§ Work required
Every record below should be transcribed exactly. Omit the images.

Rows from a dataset
========

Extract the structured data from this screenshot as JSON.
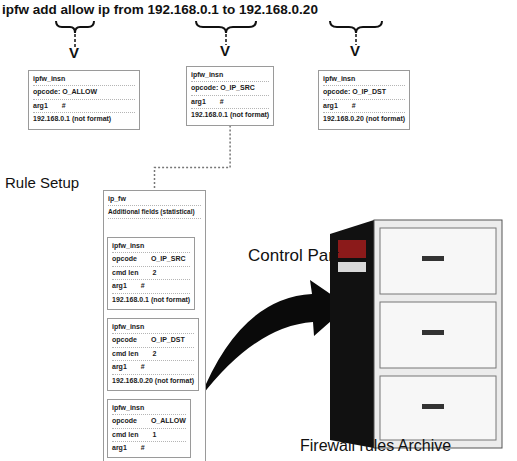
{
  "diagram": {
    "nodes": [
      {
        "text": [
          "ipfw_insn",
          "opcode: O_ALLOW",
          "arg1",
          "#",
          "192.168.0.1 (not format)"
        ]
      },
      {
        "text": [
          "ipfw_insn",
          "opcode: O_IP_SRC",
          "arg1",
          "#",
          "192.168.0.1 (not format)"
        ]
      },
      {
        "text": [
          "ipfw_insn",
          "opcode: O_IP_DST",
          "arg1",
          "#",
          "192.168.0.20 (not format)"
        ]
      },
      {
        "text": [
          "ip_fw",
          "Additional fields (statistical)"
        ]
      },
      {
        "text": [
          "ipfw_insn",
          "opcode",
          "O_IP_SRC",
          "cmd len",
          "2",
          "arg1",
          "#",
          "192.168.0.1 (not format)"
        ],
        "in": 3
      },
      {
        "text": [
          "ipfw_insn",
          "opcode",
          "O_IP_DST",
          "cmd len",
          "2",
          "arg1",
          "#",
          "192.168.0.20 (not format)"
        ],
        "in": 3
      },
      {
        "text": [
          "ipfw_insn",
          "opcode",
          "O_ALLOW",
          "cmd len",
          "1",
          "arg1",
          "#"
        ],
        "in": 3
      }
    ],
    "edges": [
      {
        "from": 1,
        "to": 3,
        "arrow": "none"
      }
    ],
    "labels": [
      "ipfw add allow ip from 192.168.0.1 to 192.168.0.20",
      "V",
      "V",
      "V",
      "Rule Setup",
      "Control Part",
      "Firewall rules Archive"
    ]
  }
}
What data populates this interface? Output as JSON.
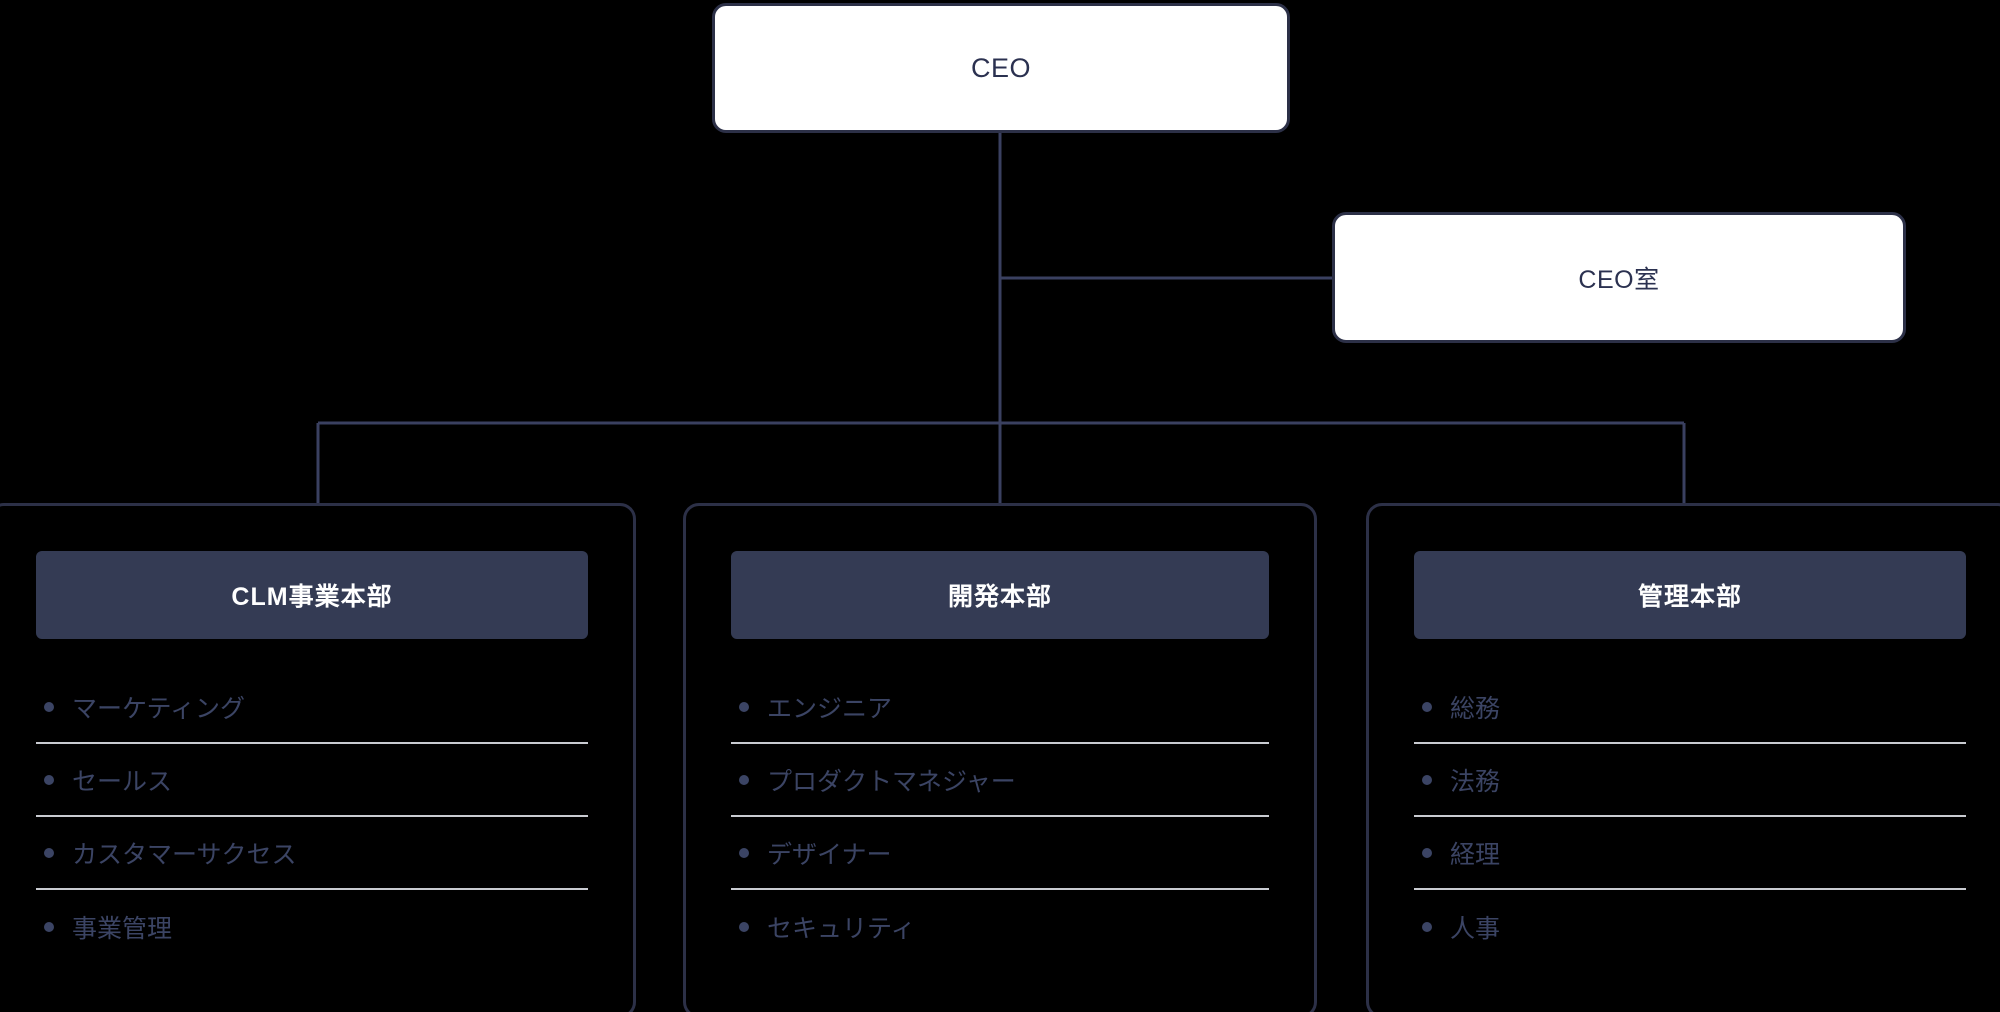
{
  "palette": {
    "background": "#000000",
    "box_fill": "#FFFFFF",
    "border": "#2C3047",
    "header_fill": "#343B54",
    "header_text": "#FFFFFF",
    "body_text": "#3B4464",
    "exec_text": "#2B3150",
    "separator": "#C9CBD1",
    "connector": "#3A4060"
  },
  "executives": [
    {
      "id": "ceo",
      "label": "CEO"
    },
    {
      "id": "ceo-office",
      "label": "CEO室"
    }
  ],
  "departments": [
    {
      "id": "clm",
      "title": "CLM事業本部",
      "items": [
        "マーケティング",
        "セールス",
        "カスタマーサクセス",
        "事業管理"
      ]
    },
    {
      "id": "development",
      "title": "開発本部",
      "items": [
        "エンジニア",
        "プロダクトマネジャー",
        "デザイナー",
        "セキュリティ"
      ]
    },
    {
      "id": "administration",
      "title": "管理本部",
      "items": [
        "総務",
        "法務",
        "経理",
        "人事"
      ]
    }
  ]
}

========

§ Final result
Extract the structured data from this screenshot as JSON.
{
  "diagram": {
    "nodes": [
      {
        "text": [
          "ipfw_insn",
          "opcode: O_ALLOW",
          "arg1",
          "#",
          "192.168.0.1 (not format)"
        ]
      },
      {
        "text": [
          "ipfw_insn",
          "opcode: O_IP_SRC",
          "arg1",
          "#",
          "192.168.0.1 (not format)"
        ]
      },
      {
        "text": [
          "ipfw_insn",
          "opcode: O_IP_DST",
          "arg1",
          "#",
          "192.168.0.20 (not format)"
        ]
      },
      {
        "text": [
          "ip_fw",
          "Additional fields (statistical)"
        ]
      },
      {
        "text": [
          "ipfw_insn",
          "opcode",
          "O_IP_SRC",
          "cmd len",
          "2",
          "arg1",
          "#",
          "192.168.0.1 (not format)"
        ],
        "in": 3
      },
      {
        "text": [
          "ipfw_insn",
          "opcode",
          "O_IP_DST",
          "cmd len",
          "2",
          "arg1",
          "#",
          "192.168.0.20 (not format)"
        ],
        "in": 3
      },
      {
        "text": [
          "ipfw_insn",
          "opcode",
          "O_ALLOW",
          "cmd len",
          "1",
          "arg1",
          "#"
        ],
        "in": 3
      }
    ],
    "edges": [
      {
        "from": 1,
        "to": 3,
        "arrow": "none"
      }
    ],
    "labels": [
      "ipfw add allow ip from 192.168.0.1 to 192.168.0.20",
      "V",
      "V",
      "V",
      "Rule Setup",
      "Control Part",
      "Firewall rules Archive"
    ]
  }
}
What data populates this interface? Output as JSON.
{
  "palette": {
    "background": "#000000",
    "box_fill": "#FFFFFF",
    "border": "#2C3047",
    "header_fill": "#343B54",
    "header_text": "#FFFFFF",
    "body_text": "#3B4464",
    "exec_text": "#2B3150",
    "separator": "#C9CBD1",
    "connector": "#3A4060"
  },
  "executives": [
    {
      "id": "ceo",
      "label": "CEO"
    },
    {
      "id": "ceo-office",
      "label": "CEO室"
    }
  ],
  "departments": [
    {
      "id": "clm",
      "title": "CLM事業本部",
      "items": [
        "マーケティング",
        "セールス",
        "カスタマーサクセス",
        "事業管理"
      ]
    },
    {
      "id": "development",
      "title": "開発本部",
      "items": [
        "エンジニア",
        "プロダクトマネジャー",
        "デザイナー",
        "セキュリティ"
      ]
    },
    {
      "id": "administration",
      "title": "管理本部",
      "items": [
        "総務",
        "法務",
        "経理",
        "人事"
      ]
    }
  ]
}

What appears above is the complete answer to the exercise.